start RECORDED DATA
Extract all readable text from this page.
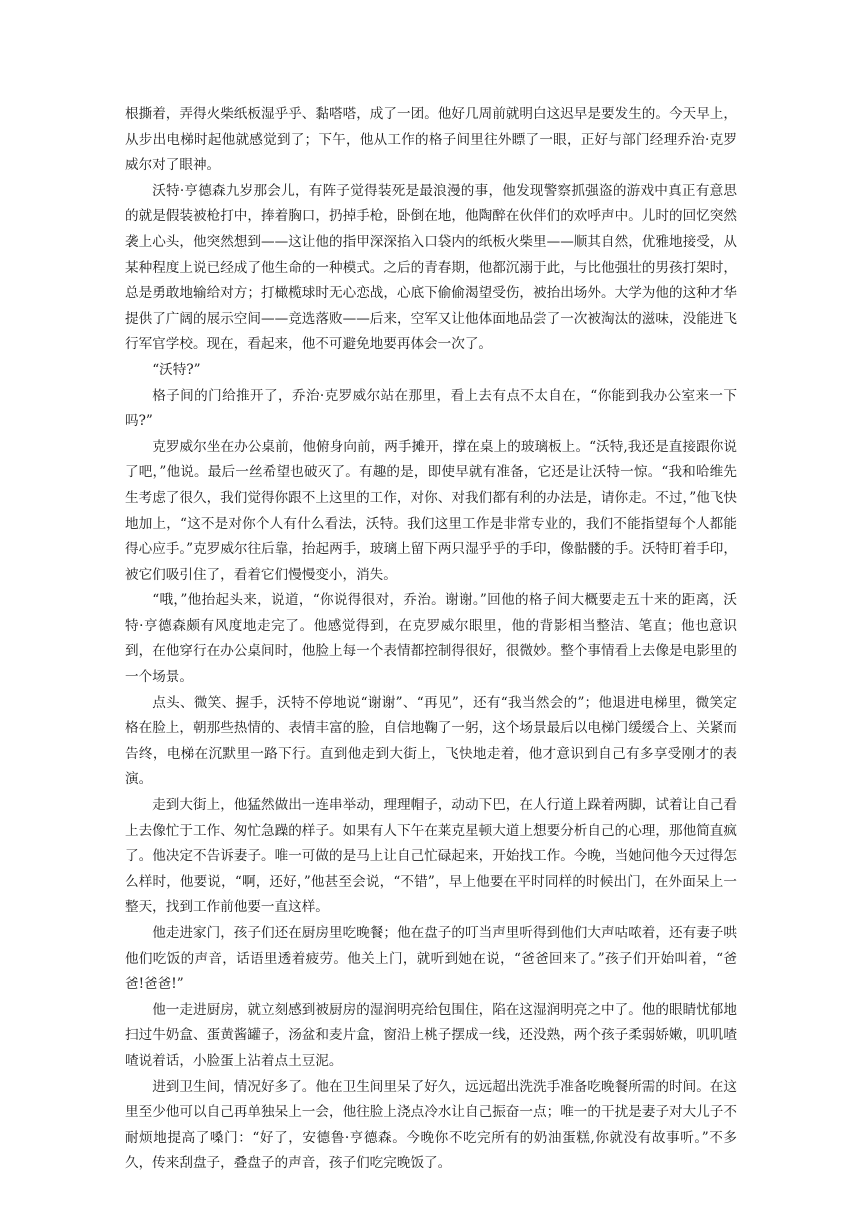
根撕着，弄得火柴纸板湿乎乎、黏嗒嗒，成了一团。他好几周前就明白这迟早是要发生的。今天早上，从步出电梯时起他就感觉到了；下午，他从工作的格子间里往外瞟了一眼，正好与部门经理乔治·克罗威尔对了眼神。

沃特·亨德森九岁那会儿，有阵子觉得装死是最浪漫的事，他发现警察抓强盗的游戏中真正有意思的就是假装被枪打中，捧着胸口，扔掉手枪，卧倒在地，他陶醉在伙伴们的欢呼声中。儿时的回忆突然袭上心头，他突然想到——这让他的指甲深深掐入口袋内的纸板火柴里——顺其自然，优雅地接受，从某种程度上说已经成了他生命的一种模式。之后的青春期，他都沉溺于此，与比他强壮的男孩打架时，总是勇敢地输给对方；打橄榄球时无心恋战，心底下偷偷渴望受伤，被抬出场外。大学为他的这种才华提供了广阔的展示空间——竞选落败——后来，空军又让他体面地品尝了一次被淘汰的滋味，没能进飞行军官学校。现在，看起来，他不可避免地要再体会一次了。

“沃特?”

格子间的门给推开了，乔治·克罗威尔站在那里，看上去有点不太自在，“你能到我办公室来一下吗?”

克罗威尔坐在办公桌前，他俯身向前，两手摊开，撑在桌上的玻璃板上。“沃特,我还是直接跟你说了吧，”他说。最后一丝希望也破灭了。有趣的是，即使早就有准备，它还是让沃特一惊。“我和哈维先生考虑了很久，我们觉得你跟不上这里的工作，对你、对我们都有利的办法是，请你走。不过，”他飞快地加上，“这不是对你个人有什么看法，沃特。我们这里工作是非常专业的，我们不能指望每个人都能得心应手。”克罗威尔往后靠，抬起两手，玻璃上留下两只湿乎乎的手印，像骷髅的手。沃特盯着手印，被它们吸引住了，看着它们慢慢变小，消失。

“哦，”他抬起头来，说道，“你说得很对，乔治。谢谢。”回他的格子间大概要走五十来的距离，沃特·亨德森颇有风度地走完了。他感觉得到，在克罗威尔眼里，他的背影相当整洁、笔直；他也意识到，在他穿行在办公桌间时，他脸上每一个表情都控制得很好，很微妙。整个事情看上去像是电影里的一个场景。

点头、微笑、握手，沃特不停地说“谢谢”、“再见”，还有“我当然会的”；他退进电梯里，微笑定格在脸上，朝那些热情的、表情丰富的脸，自信地鞠了一躬，这个场景最后以电梯门缓缓合上、关紧而告终，电梯在沉默里一路下行。直到他走到大街上，飞快地走着，他才意识到自己有多享受刚才的表演。

走到大街上，他猛然做出一连串举动，理理帽子，动动下巴，在人行道上跺着两脚，试着让自己看上去像忙于工作、匆忙急躁的样子。如果有人下午在莱克星顿大道上想要分析自己的心理，那他简直疯了。他决定不告诉妻子。唯一可做的是马上让自己忙碌起来，开始找工作。今晚，当她问他今天过得怎么样时，他要说，“啊，还好，”他甚至会说，“不错”，早上他要在平时同样的时候出门，在外面呆上一整天，找到工作前他要一直这样。

他走进家门，孩子们还在厨房里吃晚餐；他在盘子的叮当声里听得到他们大声咕哝着，还有妻子哄他们吃饭的声音，话语里透着疲劳。他关上门，就听到她在说，“爸爸回来了。”孩子们开始叫着，“爸爸!爸爸!”

他一走进厨房，就立刻感到被厨房的湿润明亮给包围住，陷在这湿润明亮之中了。他的眼睛忧郁地扫过牛奶盒、蛋黄酱罐子，汤盆和麦片盒，窗沿上桃子摆成一线，还没熟，两个孩子柔弱娇嫩，叽叽喳喳说着话，小脸蛋上沾着点土豆泥。

进到卫生间，情况好多了。他在卫生间里呆了好久，远远超出洗洗手准备吃晚餐所需的时间。在这里至少他可以自己再单独呆上一会，他往脸上浇点冷水让自己振奋一点；唯一的干扰是妻子对大儿子不耐烦地提高了嗓门：“好了，安德鲁·亨德森。今晚你不吃完所有的奶油蛋糕,你就没有故事听。”不多久，传来刮盘子，叠盘子的声音，孩子们吃完晚饭了。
end RECORDED DATA
### GOAL OF THE EXERCISE
Pictures are excluded; repeat every record exactly.

### WRITTEN ANSWER
Extract all readable text from this page.
根撕着，弄得火柴纸板湿乎乎、黏嗒嗒，成了一团。他好几周前就明白这迟早是要发生的。今天早上，从步出电梯时起他就感觉到了；下午，他从工作的格子间里往外瞟了一眼，正好与部门经理乔治·克罗威尔对了眼神。

沃特·亨德森九岁那会儿，有阵子觉得装死是最浪漫的事，他发现警察抓强盗的游戏中真正有意思的就是假装被枪打中，捧着胸口，扔掉手枪，卧倒在地，他陶醉在伙伴们的欢呼声中。儿时的回忆突然袭上心头，他突然想到——这让他的指甲深深掐入口袋内的纸板火柴里——顺其自然，优雅地接受，从某种程度上说已经成了他生命的一种模式。之后的青春期，他都沉溺于此，与比他强壮的男孩打架时，总是勇敢地输给对方；打橄榄球时无心恋战，心底下偷偷渴望受伤，被抬出场外。大学为他的这种才华提供了广阔的展示空间——竞选落败——后来，空军又让他体面地品尝了一次被淘汰的滋味，没能进飞行军官学校。现在，看起来，他不可避免地要再体会一次了。

“沃特?”

格子间的门给推开了，乔治·克罗威尔站在那里，看上去有点不太自在，“你能到我办公室来一下吗?”

克罗威尔坐在办公桌前，他俯身向前，两手摊开，撑在桌上的玻璃板上。“沃特,我还是直接跟你说了吧，”他说。最后一丝希望也破灭了。有趣的是，即使早就有准备，它还是让沃特一惊。“我和哈维先生考虑了很久，我们觉得你跟不上这里的工作，对你、对我们都有利的办法是，请你走。不过，”他飞快地加上，“这不是对你个人有什么看法，沃特。我们这里工作是非常专业的，我们不能指望每个人都能得心应手。”克罗威尔往后靠，抬起两手，玻璃上留下两只湿乎乎的手印，像骷髅的手。沃特盯着手印，被它们吸引住了，看着它们慢慢变小，消失。

“哦，”他抬起头来，说道，“你说得很对，乔治。谢谢。”回他的格子间大概要走五十来的距离，沃特·亨德森颇有风度地走完了。他感觉得到，在克罗威尔眼里，他的背影相当整洁、笔直；他也意识到，在他穿行在办公桌间时，他脸上每一个表情都控制得很好，很微妙。整个事情看上去像是电影里的一个场景。

点头、微笑、握手，沃特不停地说“谢谢”、“再见”，还有“我当然会的”；他退进电梯里，微笑定格在脸上，朝那些热情的、表情丰富的脸，自信地鞠了一躬，这个场景最后以电梯门缓缓合上、关紧而告终，电梯在沉默里一路下行。直到他走到大街上，飞快地走着，他才意识到自己有多享受刚才的表演。

走到大街上，他猛然做出一连串举动，理理帽子，动动下巴，在人行道上跺着两脚，试着让自己看上去像忙于工作、匆忙急躁的样子。如果有人下午在莱克星顿大道上想要分析自己的心理，那他简直疯了。他决定不告诉妻子。唯一可做的是马上让自己忙碌起来，开始找工作。今晚，当她问他今天过得怎么样时，他要说，“啊，还好，”他甚至会说，“不错”，早上他要在平时同样的时候出门，在外面呆上一整天，找到工作前他要一直这样。

他走进家门，孩子们还在厨房里吃晚餐；他在盘子的叮当声里听得到他们大声咕哝着，还有妻子哄他们吃饭的声音，话语里透着疲劳。他关上门，就听到她在说，“爸爸回来了。”孩子们开始叫着，“爸爸!爸爸!”

他一走进厨房，就立刻感到被厨房的湿润明亮给包围住，陷在这湿润明亮之中了。他的眼睛忧郁地扫过牛奶盒、蛋黄酱罐子，汤盆和麦片盒，窗沿上桃子摆成一线，还没熟，两个孩子柔弱娇嫩，叽叽喳喳说着话，小脸蛋上沾着点土豆泥。

进到卫生间，情况好多了。他在卫生间里呆了好久，远远超出洗洗手准备吃晚餐所需的时间。在这里至少他可以自己再单独呆上一会，他往脸上浇点冷水让自己振奋一点；唯一的干扰是妻子对大儿子不耐烦地提高了嗓门：“好了，安德鲁·亨德森。今晚你不吃完所有的奶油蛋糕,你就没有故事听。”不多久，传来刮盘子，叠盘子的声音，孩子们吃完晚饭了。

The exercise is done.